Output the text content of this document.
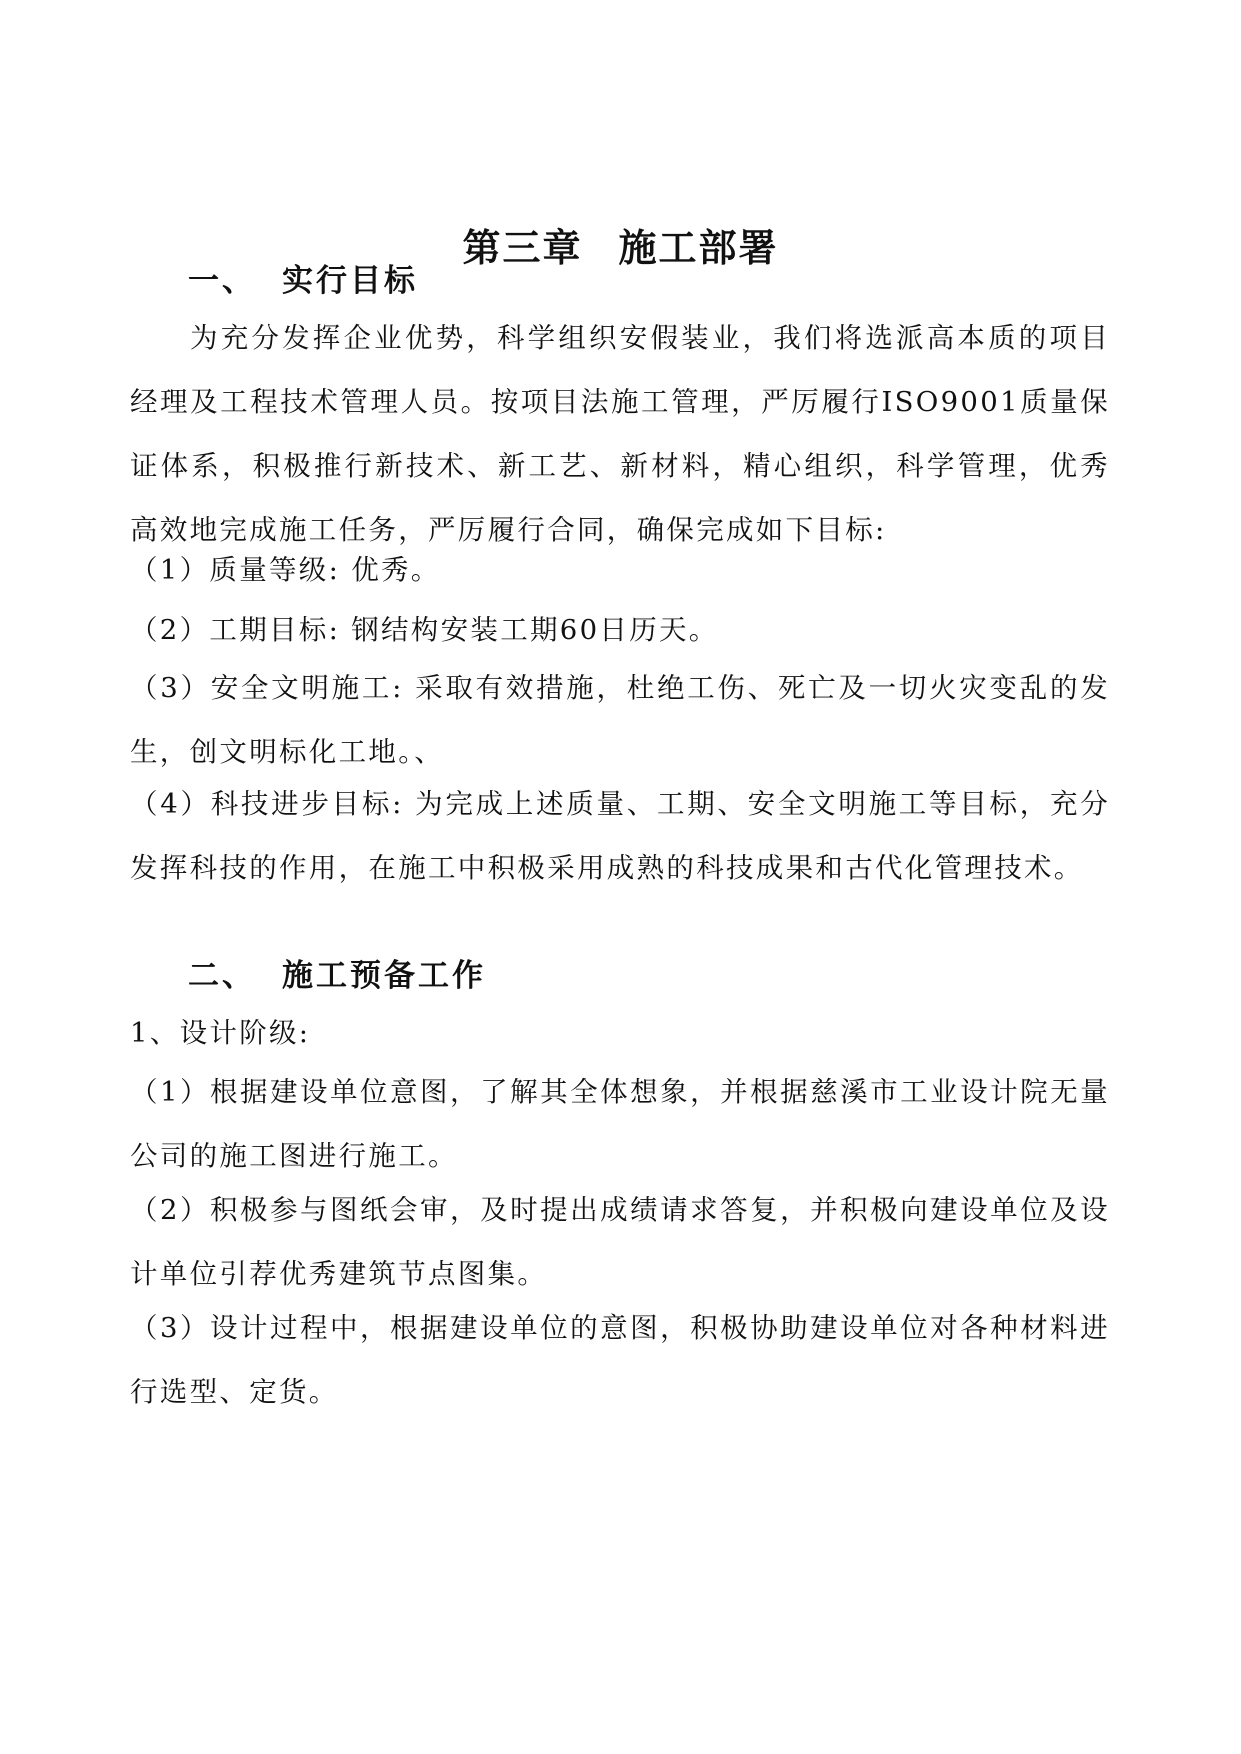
第三章 施工部署
一、 实行目标
为充分发挥企业优势，科学组织安假装业，我们将选派高本质的项目经理及工程技术管理人员。按项目法施工管理，严厉履行ISO9001质量保证体系，积极推行新技术、新工艺、新材料，精心组织，科学管理，优秀高效地完成施工任务，严厉履行合同，确保完成如下目标:
（1）质量等级: 优秀。
（2）工期目标: 钢结构安装工期60日历天。
（3）安全文明施工: 采取有效措施，杜绝工伤、死亡及一切火灾变乱的发生，创文明标化工地。、
（4）科技进步目标: 为完成上述质量、工期、安全文明施工等目标，充分发挥科技的作用，在施工中积极采用成熟的科技成果和古代化管理技术。
二、 施工预备工作
1、设计阶级:
（1）根据建设单位意图，了解其全体想象，并根据慈溪市工业设计院无量公司的施工图进行施工。
（2）积极参与图纸会审，及时提出成绩请求答复，并积极向建设单位及设计单位引荐优秀建筑节点图集。
（3）设计过程中，根据建设单位的意图，积极协助建设单位对各种材料进行选型、定货。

■ What needs to be done ■
Return all of the entries exactly as written, but drop any pictures they hold.

■ Final answer ■
Output the text content of this document.
第三章 施工部署
一、 实行目标
为充分发挥企业优势，科学组织安假装业，我们将选派高本质的项目经理及工程技术管理人员。按项目法施工管理，严厉履行ISO9001质量保证体系，积极推行新技术、新工艺、新材料，精心组织，科学管理，优秀高效地完成施工任务，严厉履行合同，确保完成如下目标:
（1）质量等级: 优秀。
（2）工期目标: 钢结构安装工期60日历天。
（3）安全文明施工: 采取有效措施，杜绝工伤、死亡及一切火灾变乱的发生，创文明标化工地。、
（4）科技进步目标: 为完成上述质量、工期、安全文明施工等目标，充分发挥科技的作用，在施工中积极采用成熟的科技成果和古代化管理技术。
二、 施工预备工作
1、设计阶级:
（1）根据建设单位意图，了解其全体想象，并根据慈溪市工业设计院无量公司的施工图进行施工。
（2）积极参与图纸会审，及时提出成绩请求答复，并积极向建设单位及设计单位引荐优秀建筑节点图集。
（3）设计过程中，根据建设单位的意图，积极协助建设单位对各种材料进行选型、定货。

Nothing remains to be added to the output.